▸ WRITTEN PROBLEM
From the line that includes "Transcribe this image's" to the last line of the records that follow, copy every line exactly and nothing more, omitting pictures.
*** GIVEN RECORDS
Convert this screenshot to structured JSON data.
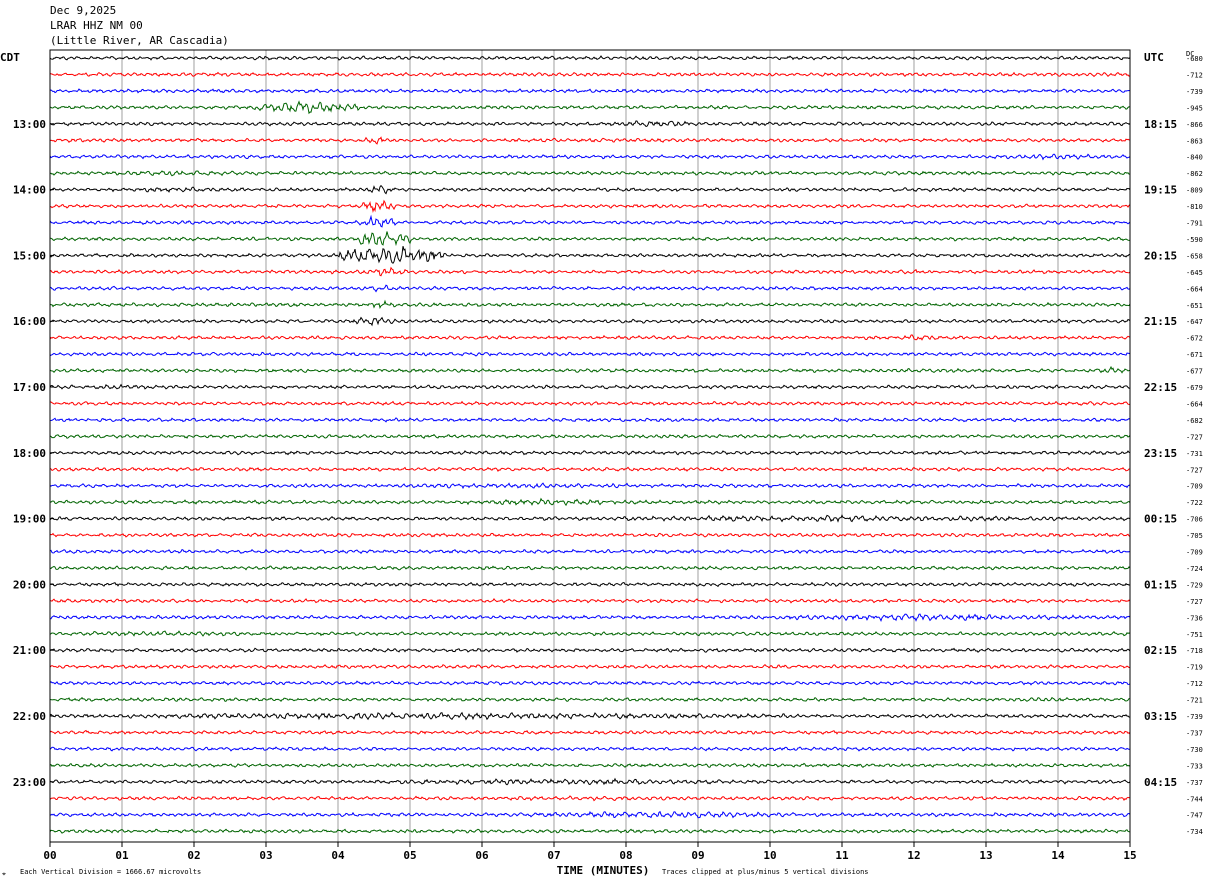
{
  "header": {
    "date": "Dec 9,2025",
    "station": "LRAR HHZ NM 00",
    "location": "(Little River, AR Cascadia)"
  },
  "chart_data": {
    "type": "line",
    "title": "LRAR HHZ NM 00",
    "left_axis_label": "CDT",
    "right_axis_label": "UTC",
    "dc_label": "DC",
    "xlabel": "TIME (MINUTES)",
    "xlim": [
      0,
      15
    ],
    "x_ticks": [
      "00",
      "01",
      "02",
      "03",
      "04",
      "05",
      "06",
      "07",
      "08",
      "09",
      "10",
      "11",
      "12",
      "13",
      "14",
      "15"
    ],
    "left_hour_labels": [
      "13:00",
      "14:00",
      "15:00",
      "16:00",
      "17:00",
      "18:00",
      "19:00",
      "20:00",
      "21:00",
      "22:00",
      "23:00"
    ],
    "right_hour_labels": [
      "18:15",
      "19:15",
      "20:15",
      "21:15",
      "22:15",
      "23:15",
      "00:15",
      "01:15",
      "02:15",
      "03:15",
      "04:15"
    ],
    "first_labeled_row": 4,
    "rows_per_hour": 4,
    "trace_colors": [
      "#000000",
      "#ff0000",
      "#0000ff",
      "#006400"
    ],
    "dc_offsets": [
      -680,
      -712,
      -739,
      -945,
      -866,
      -863,
      -840,
      -862,
      -809,
      -810,
      -791,
      -590,
      -658,
      -645,
      -664,
      -651,
      -647,
      -672,
      -671,
      -677,
      -679,
      -664,
      -682,
      -727,
      -731,
      -727,
      -709,
      -722,
      -706,
      -705,
      -709,
      -724,
      -729,
      -727,
      -736,
      -751,
      -718,
      -719,
      -712,
      -721,
      -739,
      -737,
      -730,
      -733,
      -737,
      -744,
      -747,
      -734
    ],
    "events": [
      {
        "row": 3,
        "start_min": 2.8,
        "end_min": 4.3,
        "amp": 3.5
      },
      {
        "row": 4,
        "start_min": 7.8,
        "end_min": 9.0,
        "amp": 2.2
      },
      {
        "row": 5,
        "start_min": 4.3,
        "end_min": 4.8,
        "amp": 2.5
      },
      {
        "row": 6,
        "start_min": 12.8,
        "end_min": 15.0,
        "amp": 1.6
      },
      {
        "row": 7,
        "start_min": 0.0,
        "end_min": 3.5,
        "amp": 1.5
      },
      {
        "row": 8,
        "start_min": 0.0,
        "end_min": 3.5,
        "amp": 1.4
      },
      {
        "row": 8,
        "start_min": 4.4,
        "end_min": 4.8,
        "amp": 3.0
      },
      {
        "row": 9,
        "start_min": 4.3,
        "end_min": 4.8,
        "amp": 4.0
      },
      {
        "row": 10,
        "start_min": 4.3,
        "end_min": 4.8,
        "amp": 4.0
      },
      {
        "row": 11,
        "start_min": 4.2,
        "end_min": 5.0,
        "amp": 5.0
      },
      {
        "row": 12,
        "start_min": 4.0,
        "end_min": 5.5,
        "amp": 6.0
      },
      {
        "row": 13,
        "start_min": 4.3,
        "end_min": 5.0,
        "amp": 2.5
      },
      {
        "row": 13,
        "start_min": 11.8,
        "end_min": 12.2,
        "amp": 1.6
      },
      {
        "row": 14,
        "start_min": 4.4,
        "end_min": 4.8,
        "amp": 2.5
      },
      {
        "row": 15,
        "start_min": 4.4,
        "end_min": 4.8,
        "amp": 2.5
      },
      {
        "row": 16,
        "start_min": 4.2,
        "end_min": 4.8,
        "amp": 3.0
      },
      {
        "row": 17,
        "start_min": 11.8,
        "end_min": 12.4,
        "amp": 2.0
      },
      {
        "row": 19,
        "start_min": 14.5,
        "end_min": 15.0,
        "amp": 2.0
      },
      {
        "row": 20,
        "start_min": 0.0,
        "end_min": 2.0,
        "amp": 1.5
      },
      {
        "row": 26,
        "start_min": 4.0,
        "end_min": 9.0,
        "amp": 1.6
      },
      {
        "row": 27,
        "start_min": 5.3,
        "end_min": 8.5,
        "amp": 1.8
      },
      {
        "row": 28,
        "start_min": 6.2,
        "end_min": 15.0,
        "amp": 1.8
      },
      {
        "row": 34,
        "start_min": 9.5,
        "end_min": 15.0,
        "amp": 2.0
      },
      {
        "row": 35,
        "start_min": 0.0,
        "end_min": 3.0,
        "amp": 1.6
      },
      {
        "row": 39,
        "start_min": 12.5,
        "end_min": 15.0,
        "amp": 1.4
      },
      {
        "row": 40,
        "start_min": 0.0,
        "end_min": 11.0,
        "amp": 2.0
      },
      {
        "row": 44,
        "start_min": 4.0,
        "end_min": 10.0,
        "amp": 1.8
      },
      {
        "row": 45,
        "start_min": 5.0,
        "end_min": 9.5,
        "amp": 1.4
      },
      {
        "row": 46,
        "start_min": 6.5,
        "end_min": 10.5,
        "amp": 2.0
      }
    ]
  },
  "footer": {
    "vertical_division": "Each Vertical Division = 1666.67 microvolts",
    "clip_note": "Traces clipped at plus/minus 5 vertical divisions",
    "corner_mark": "⌖"
  }
}
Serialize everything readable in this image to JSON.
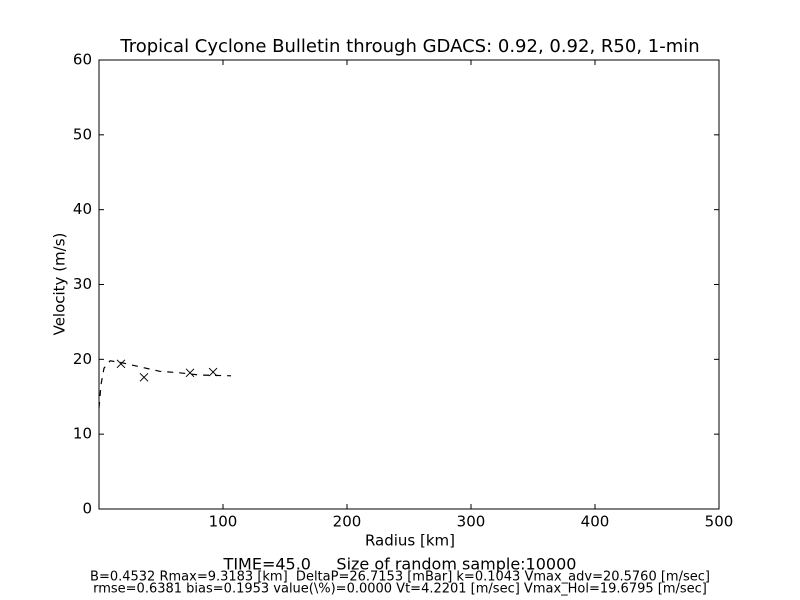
{
  "chart_data": {
    "type": "line",
    "title": "Tropical Cyclone Bulletin through GDACS: 0.92, 0.92, R50, 1-min",
    "x_label": "Radius [km]",
    "y_label": "Velocity (m/s)",
    "xlim": [
      0,
      500
    ],
    "xticks": [
      100,
      200,
      300,
      400,
      500
    ],
    "ylim": [
      0,
      60
    ],
    "yticks": [
      0,
      10,
      20,
      30,
      40,
      50,
      60
    ],
    "grid": false,
    "series": [
      {
        "type": "line",
        "style": "dashed",
        "color": "#000000",
        "x": [
          0,
          1.6,
          4,
          8.9,
          16.9,
          33,
          49,
          65,
          81.5,
          106.5
        ],
        "values": [
          13.5,
          16.6,
          18.8,
          19.8,
          19.6,
          19.0,
          18.4,
          18.2,
          17.9,
          17.8
        ]
      },
      {
        "type": "scatter",
        "marker": "x",
        "color": "#000000",
        "x": [
          17.7,
          36.3,
          73.4,
          92
        ],
        "values": [
          19.4,
          17.6,
          18.2,
          18.3
        ]
      }
    ],
    "annotations": [
      "TIME=45.0     Size of random sample:10000",
      "B=0.4532 Rmax=9.3183 [km]  DeltaP=26.7153 [mBar] k=0.1043 Vmax_adv=20.5760 [m/sec]",
      "rmse=0.6381 bias=0.1953 value(\\%)=0.0000 Vt=4.2201 [m/sec] Vmax_Hol=19.6795 [m/sec]"
    ]
  }
}
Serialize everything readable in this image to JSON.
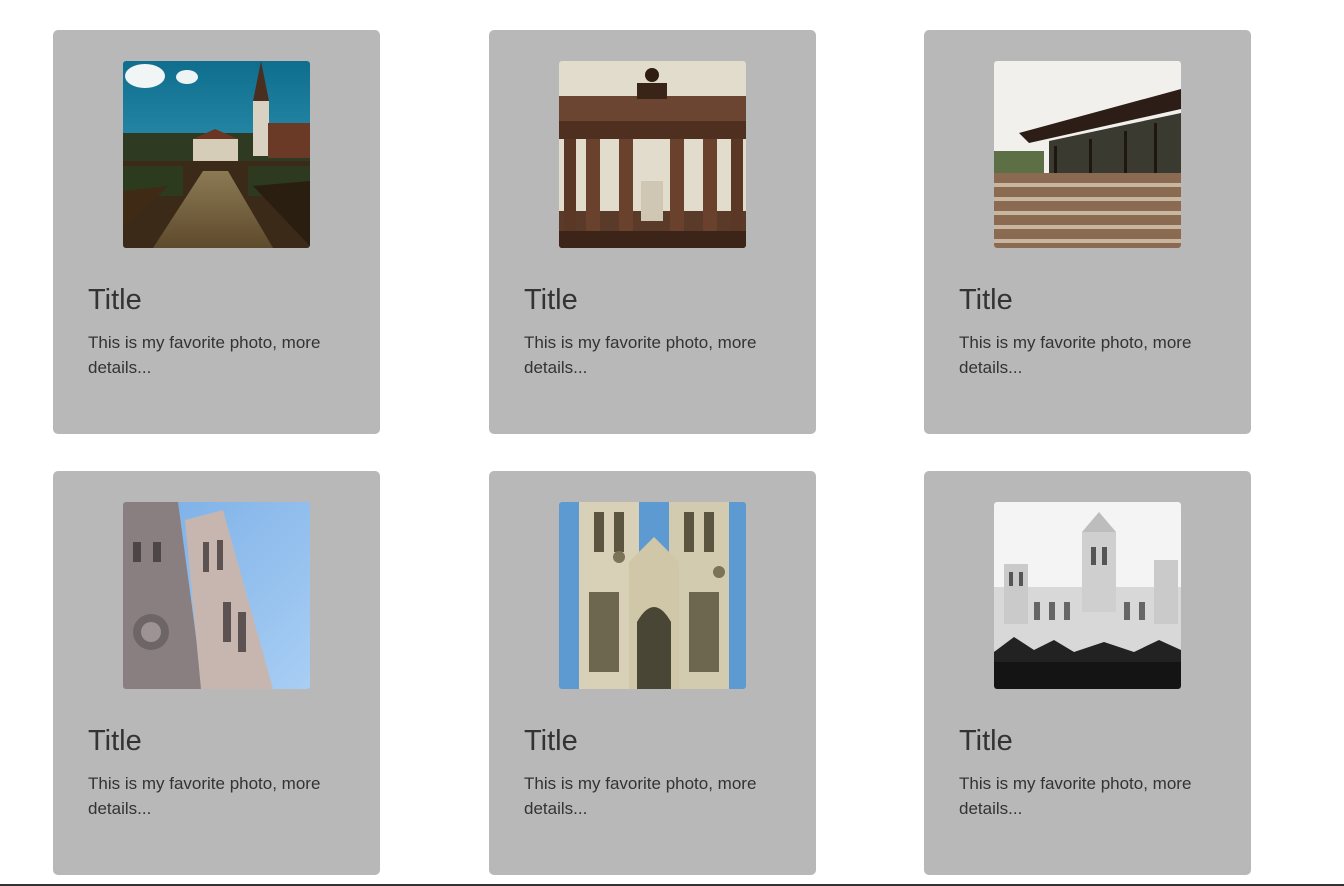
{
  "cards": [
    {
      "title": "Title",
      "description": "This is my favorite photo, more details...",
      "photo": "garden-church-photo"
    },
    {
      "title": "Title",
      "description": "This is my favorite photo, more details...",
      "photo": "brandenburg-gate-photo"
    },
    {
      "title": "Title",
      "description": "This is my favorite photo, more details...",
      "photo": "glass-pavilion-photo"
    },
    {
      "title": "Title",
      "description": "This is my favorite photo, more details...",
      "photo": "cathedral-tower-photo"
    },
    {
      "title": "Title",
      "description": "This is my favorite photo, more details...",
      "photo": "gothic-abbey-photo"
    },
    {
      "title": "Title",
      "description": "This is my favorite photo, more details...",
      "photo": "white-palace-photo"
    }
  ],
  "colors": {
    "card_background": "#b8b8b9",
    "text": "#333333",
    "page_background": "#ffffff"
  }
}
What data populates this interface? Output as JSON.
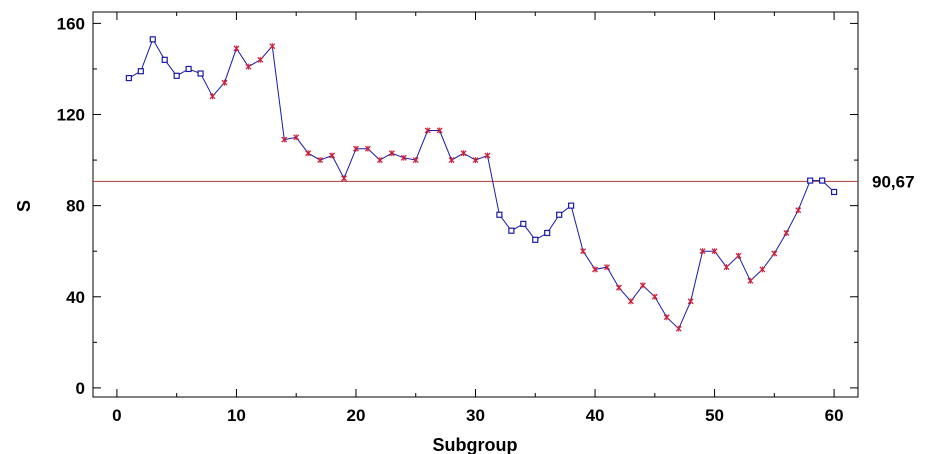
{
  "chart_data": {
    "type": "line",
    "title": "",
    "xlabel": "Subgroup",
    "ylabel": "S",
    "xlim": [
      -2,
      62
    ],
    "ylim": [
      -4,
      165
    ],
    "xticks": [
      0,
      10,
      20,
      30,
      40,
      50,
      60
    ],
    "yticks": [
      0,
      40,
      80,
      120,
      160
    ],
    "center_line": {
      "value": 90.67,
      "label": "90,67",
      "color": "#b03a2e"
    },
    "series": [
      {
        "color": "#1a1aa6",
        "x": [
          1,
          2,
          3,
          4,
          5,
          6,
          7,
          8,
          9,
          10,
          11,
          12,
          13,
          14,
          15,
          16,
          17,
          18,
          19,
          20,
          21,
          22,
          23,
          24,
          25,
          26,
          27,
          28,
          29,
          30,
          31,
          32,
          33,
          34,
          35,
          36,
          37,
          38,
          39,
          40,
          41,
          42,
          43,
          44,
          45,
          46,
          47,
          48,
          49,
          50,
          51,
          52,
          53,
          54,
          55,
          56,
          57,
          58,
          59,
          60
        ],
        "y": [
          136,
          139,
          153,
          144,
          137,
          140,
          138,
          128,
          134,
          149,
          141,
          144,
          150,
          109,
          110,
          103,
          100,
          102,
          92,
          105,
          105,
          100,
          103,
          101,
          100,
          113,
          113,
          100,
          103,
          100,
          102,
          76,
          69,
          72,
          65,
          68,
          76,
          80,
          60,
          52,
          53,
          44,
          38,
          45,
          40,
          31,
          26,
          38,
          60,
          60,
          53,
          58,
          47,
          52,
          59,
          68,
          78,
          91,
          91,
          86
        ],
        "markers": [
          "sq",
          "sq",
          "sq",
          "sq",
          "sq",
          "sq",
          "sq",
          "x",
          "x",
          "x",
          "x",
          "x",
          "x",
          "x",
          "x",
          "x",
          "x",
          "x",
          "x",
          "x",
          "x",
          "x",
          "x",
          "x",
          "x",
          "x",
          "x",
          "x",
          "x",
          "x",
          "x",
          "sq",
          "sq",
          "sq",
          "sq",
          "sq",
          "sq",
          "sq",
          "x",
          "x",
          "x",
          "x",
          "x",
          "x",
          "x",
          "x",
          "x",
          "x",
          "x",
          "x",
          "x",
          "x",
          "x",
          "x",
          "x",
          "x",
          "x",
          "sq",
          "sq",
          "sq"
        ],
        "marker_colors": {
          "sq": "#1a1aa6",
          "x": "#cc1f3a"
        }
      }
    ]
  }
}
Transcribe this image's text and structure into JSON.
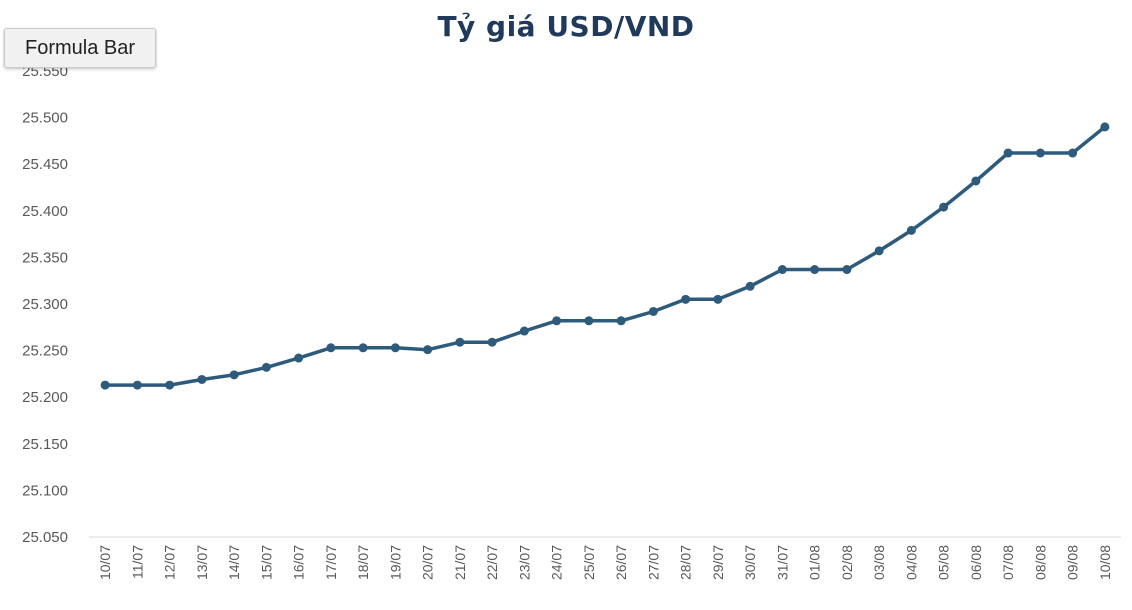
{
  "toolbar": {
    "formula_bar_label": "Formula Bar"
  },
  "chart_data": {
    "type": "line",
    "title": "Tỷ giá USD/VND",
    "xlabel": "",
    "ylabel": "",
    "ylim": [
      25050,
      25550
    ],
    "yticks": [
      25050,
      25100,
      25150,
      25200,
      25250,
      25300,
      25350,
      25400,
      25450,
      25500,
      25550
    ],
    "ytick_labels": [
      "25.050",
      "25.100",
      "25.150",
      "25.200",
      "25.250",
      "25.300",
      "25.350",
      "25.400",
      "25.450",
      "25.500",
      "25.550"
    ],
    "grid": false,
    "legend": "none",
    "color": "#2e5b7b",
    "categories": [
      "10/07",
      "11/07",
      "12/07",
      "13/07",
      "14/07",
      "15/07",
      "16/07",
      "17/07",
      "18/07",
      "19/07",
      "20/07",
      "21/07",
      "22/07",
      "23/07",
      "24/07",
      "25/07",
      "26/07",
      "27/07",
      "28/07",
      "29/07",
      "30/07",
      "31/07",
      "01/08",
      "02/08",
      "03/08",
      "04/08",
      "05/08",
      "06/08",
      "07/08",
      "08/08",
      "09/08",
      "10/08"
    ],
    "values": [
      25213,
      25213,
      25213,
      25219,
      25224,
      25232,
      25242,
      25253,
      25253,
      25253,
      25251,
      25259,
      25259,
      25271,
      25282,
      25282,
      25282,
      25292,
      25305,
      25305,
      25319,
      25337,
      25337,
      25337,
      25357,
      25379,
      25404,
      25432,
      25462,
      25462,
      25462,
      25490
    ]
  }
}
******
▸ RESPONSE TO THE EXERCISE
Transcribe this image's text and structure into JSON.
{
  "toolbar": {
    "formula_bar_label": "Formula Bar"
  },
  "chart_data": {
    "type": "line",
    "title": "Tỷ giá USD/VND",
    "xlabel": "",
    "ylabel": "",
    "ylim": [
      25050,
      25550
    ],
    "yticks": [
      25050,
      25100,
      25150,
      25200,
      25250,
      25300,
      25350,
      25400,
      25450,
      25500,
      25550
    ],
    "ytick_labels": [
      "25.050",
      "25.100",
      "25.150",
      "25.200",
      "25.250",
      "25.300",
      "25.350",
      "25.400",
      "25.450",
      "25.500",
      "25.550"
    ],
    "grid": false,
    "legend": "none",
    "color": "#2e5b7b",
    "categories": [
      "10/07",
      "11/07",
      "12/07",
      "13/07",
      "14/07",
      "15/07",
      "16/07",
      "17/07",
      "18/07",
      "19/07",
      "20/07",
      "21/07",
      "22/07",
      "23/07",
      "24/07",
      "25/07",
      "26/07",
      "27/07",
      "28/07",
      "29/07",
      "30/07",
      "31/07",
      "01/08",
      "02/08",
      "03/08",
      "04/08",
      "05/08",
      "06/08",
      "07/08",
      "08/08",
      "09/08",
      "10/08"
    ],
    "values": [
      25213,
      25213,
      25213,
      25219,
      25224,
      25232,
      25242,
      25253,
      25253,
      25253,
      25251,
      25259,
      25259,
      25271,
      25282,
      25282,
      25282,
      25292,
      25305,
      25305,
      25319,
      25337,
      25337,
      25337,
      25357,
      25379,
      25404,
      25432,
      25462,
      25462,
      25462,
      25490
    ]
  }
}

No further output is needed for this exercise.